- EXERCISE MATERIALS
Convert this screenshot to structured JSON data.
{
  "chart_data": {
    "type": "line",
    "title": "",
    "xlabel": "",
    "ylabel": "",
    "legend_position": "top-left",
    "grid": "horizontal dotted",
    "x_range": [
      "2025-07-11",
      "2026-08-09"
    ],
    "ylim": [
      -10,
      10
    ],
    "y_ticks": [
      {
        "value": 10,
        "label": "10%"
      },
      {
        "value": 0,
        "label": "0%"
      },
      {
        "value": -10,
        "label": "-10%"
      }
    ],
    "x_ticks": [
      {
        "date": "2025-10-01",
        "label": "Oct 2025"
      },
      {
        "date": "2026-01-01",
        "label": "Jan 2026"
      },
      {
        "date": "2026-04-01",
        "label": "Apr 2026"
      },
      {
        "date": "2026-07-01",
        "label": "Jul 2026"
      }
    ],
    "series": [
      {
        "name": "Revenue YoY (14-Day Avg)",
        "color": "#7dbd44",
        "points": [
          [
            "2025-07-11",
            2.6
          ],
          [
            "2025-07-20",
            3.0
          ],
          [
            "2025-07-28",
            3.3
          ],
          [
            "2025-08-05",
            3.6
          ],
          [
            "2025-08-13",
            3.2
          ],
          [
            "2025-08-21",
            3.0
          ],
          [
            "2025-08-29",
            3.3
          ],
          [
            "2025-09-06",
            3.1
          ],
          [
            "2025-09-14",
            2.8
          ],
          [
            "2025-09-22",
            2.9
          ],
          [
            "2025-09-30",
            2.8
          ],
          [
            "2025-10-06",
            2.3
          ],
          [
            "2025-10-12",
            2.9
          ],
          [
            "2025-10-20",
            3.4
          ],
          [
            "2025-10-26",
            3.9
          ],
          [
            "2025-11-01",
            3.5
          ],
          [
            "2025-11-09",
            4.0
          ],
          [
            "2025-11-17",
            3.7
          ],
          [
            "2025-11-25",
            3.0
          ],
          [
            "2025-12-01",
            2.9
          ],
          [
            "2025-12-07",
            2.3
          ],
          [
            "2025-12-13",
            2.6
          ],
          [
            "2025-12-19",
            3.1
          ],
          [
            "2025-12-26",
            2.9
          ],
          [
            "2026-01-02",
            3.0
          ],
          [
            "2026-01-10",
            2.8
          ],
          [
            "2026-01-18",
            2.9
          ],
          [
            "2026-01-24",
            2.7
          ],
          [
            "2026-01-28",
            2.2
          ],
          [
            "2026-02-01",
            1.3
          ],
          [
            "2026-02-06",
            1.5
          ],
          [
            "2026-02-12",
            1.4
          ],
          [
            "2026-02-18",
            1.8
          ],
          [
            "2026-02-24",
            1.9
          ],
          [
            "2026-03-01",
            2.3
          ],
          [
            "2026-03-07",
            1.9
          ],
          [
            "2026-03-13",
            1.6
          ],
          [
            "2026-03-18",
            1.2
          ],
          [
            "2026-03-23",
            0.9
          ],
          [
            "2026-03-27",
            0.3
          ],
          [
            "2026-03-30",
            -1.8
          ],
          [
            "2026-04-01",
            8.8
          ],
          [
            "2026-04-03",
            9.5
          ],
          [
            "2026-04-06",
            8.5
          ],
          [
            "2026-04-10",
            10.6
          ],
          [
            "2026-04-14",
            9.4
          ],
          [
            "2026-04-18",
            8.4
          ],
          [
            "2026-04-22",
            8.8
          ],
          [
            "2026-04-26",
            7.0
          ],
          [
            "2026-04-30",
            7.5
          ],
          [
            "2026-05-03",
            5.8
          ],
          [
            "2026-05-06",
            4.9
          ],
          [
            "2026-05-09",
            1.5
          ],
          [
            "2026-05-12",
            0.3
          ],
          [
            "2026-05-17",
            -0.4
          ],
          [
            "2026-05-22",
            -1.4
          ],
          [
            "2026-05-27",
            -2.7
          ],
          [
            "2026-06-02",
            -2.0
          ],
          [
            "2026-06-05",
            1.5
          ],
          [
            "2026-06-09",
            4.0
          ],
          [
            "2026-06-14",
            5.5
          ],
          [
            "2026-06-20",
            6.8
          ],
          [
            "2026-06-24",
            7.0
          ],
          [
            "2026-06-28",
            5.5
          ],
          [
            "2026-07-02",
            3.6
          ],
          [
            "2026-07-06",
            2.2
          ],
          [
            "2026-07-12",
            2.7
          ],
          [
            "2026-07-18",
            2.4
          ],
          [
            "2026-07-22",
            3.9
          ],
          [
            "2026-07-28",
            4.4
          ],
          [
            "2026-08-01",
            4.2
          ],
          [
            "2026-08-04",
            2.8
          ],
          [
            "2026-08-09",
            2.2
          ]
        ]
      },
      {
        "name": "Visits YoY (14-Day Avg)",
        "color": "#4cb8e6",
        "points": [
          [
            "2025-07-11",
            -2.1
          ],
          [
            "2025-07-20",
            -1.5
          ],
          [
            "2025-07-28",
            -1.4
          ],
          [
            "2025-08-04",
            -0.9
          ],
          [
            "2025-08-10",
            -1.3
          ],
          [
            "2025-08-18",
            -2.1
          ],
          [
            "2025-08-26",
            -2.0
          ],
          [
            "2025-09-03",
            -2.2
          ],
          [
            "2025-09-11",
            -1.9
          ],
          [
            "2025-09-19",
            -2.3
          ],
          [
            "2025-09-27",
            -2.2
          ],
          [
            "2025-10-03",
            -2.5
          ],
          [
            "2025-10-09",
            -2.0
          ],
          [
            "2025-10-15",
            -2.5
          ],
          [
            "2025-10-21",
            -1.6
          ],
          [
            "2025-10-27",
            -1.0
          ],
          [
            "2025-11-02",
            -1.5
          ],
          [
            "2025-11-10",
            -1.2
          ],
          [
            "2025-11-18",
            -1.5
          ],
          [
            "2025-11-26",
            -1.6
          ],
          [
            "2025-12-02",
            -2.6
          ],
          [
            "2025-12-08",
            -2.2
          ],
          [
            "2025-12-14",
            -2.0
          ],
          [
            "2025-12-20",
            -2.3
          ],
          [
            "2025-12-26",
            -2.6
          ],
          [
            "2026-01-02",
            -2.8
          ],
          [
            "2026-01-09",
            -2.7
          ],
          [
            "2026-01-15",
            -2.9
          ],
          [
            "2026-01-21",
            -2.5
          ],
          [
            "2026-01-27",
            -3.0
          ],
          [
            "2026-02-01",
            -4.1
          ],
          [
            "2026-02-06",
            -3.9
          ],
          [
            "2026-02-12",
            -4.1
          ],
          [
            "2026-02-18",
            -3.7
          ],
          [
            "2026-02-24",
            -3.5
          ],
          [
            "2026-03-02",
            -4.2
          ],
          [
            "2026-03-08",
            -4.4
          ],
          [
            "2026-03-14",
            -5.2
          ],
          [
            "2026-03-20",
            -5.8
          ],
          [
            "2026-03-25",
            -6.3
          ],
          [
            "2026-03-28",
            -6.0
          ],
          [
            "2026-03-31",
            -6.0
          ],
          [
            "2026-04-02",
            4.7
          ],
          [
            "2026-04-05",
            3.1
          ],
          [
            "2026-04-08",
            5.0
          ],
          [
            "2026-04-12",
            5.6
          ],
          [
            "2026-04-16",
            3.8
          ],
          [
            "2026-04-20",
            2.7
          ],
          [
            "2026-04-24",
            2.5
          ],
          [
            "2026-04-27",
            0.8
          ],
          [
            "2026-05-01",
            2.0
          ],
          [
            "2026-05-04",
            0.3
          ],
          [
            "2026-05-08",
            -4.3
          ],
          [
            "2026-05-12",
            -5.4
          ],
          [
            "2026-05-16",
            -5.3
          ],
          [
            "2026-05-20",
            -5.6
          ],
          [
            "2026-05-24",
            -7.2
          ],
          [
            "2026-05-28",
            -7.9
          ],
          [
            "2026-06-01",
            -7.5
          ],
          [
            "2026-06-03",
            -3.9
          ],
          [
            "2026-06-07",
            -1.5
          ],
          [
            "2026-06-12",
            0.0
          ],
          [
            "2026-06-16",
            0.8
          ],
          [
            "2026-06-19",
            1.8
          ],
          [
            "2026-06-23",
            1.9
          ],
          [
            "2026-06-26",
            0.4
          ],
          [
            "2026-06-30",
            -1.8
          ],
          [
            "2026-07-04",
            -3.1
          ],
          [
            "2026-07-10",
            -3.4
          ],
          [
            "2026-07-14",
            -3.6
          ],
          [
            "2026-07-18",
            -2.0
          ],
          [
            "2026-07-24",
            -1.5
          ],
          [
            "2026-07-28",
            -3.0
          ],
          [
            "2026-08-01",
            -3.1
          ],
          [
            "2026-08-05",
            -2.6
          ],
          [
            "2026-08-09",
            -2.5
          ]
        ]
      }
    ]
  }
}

- GIVEN REQUEST
Report only how many lines in the listing contain the string "name".

- IN RESPONSE
2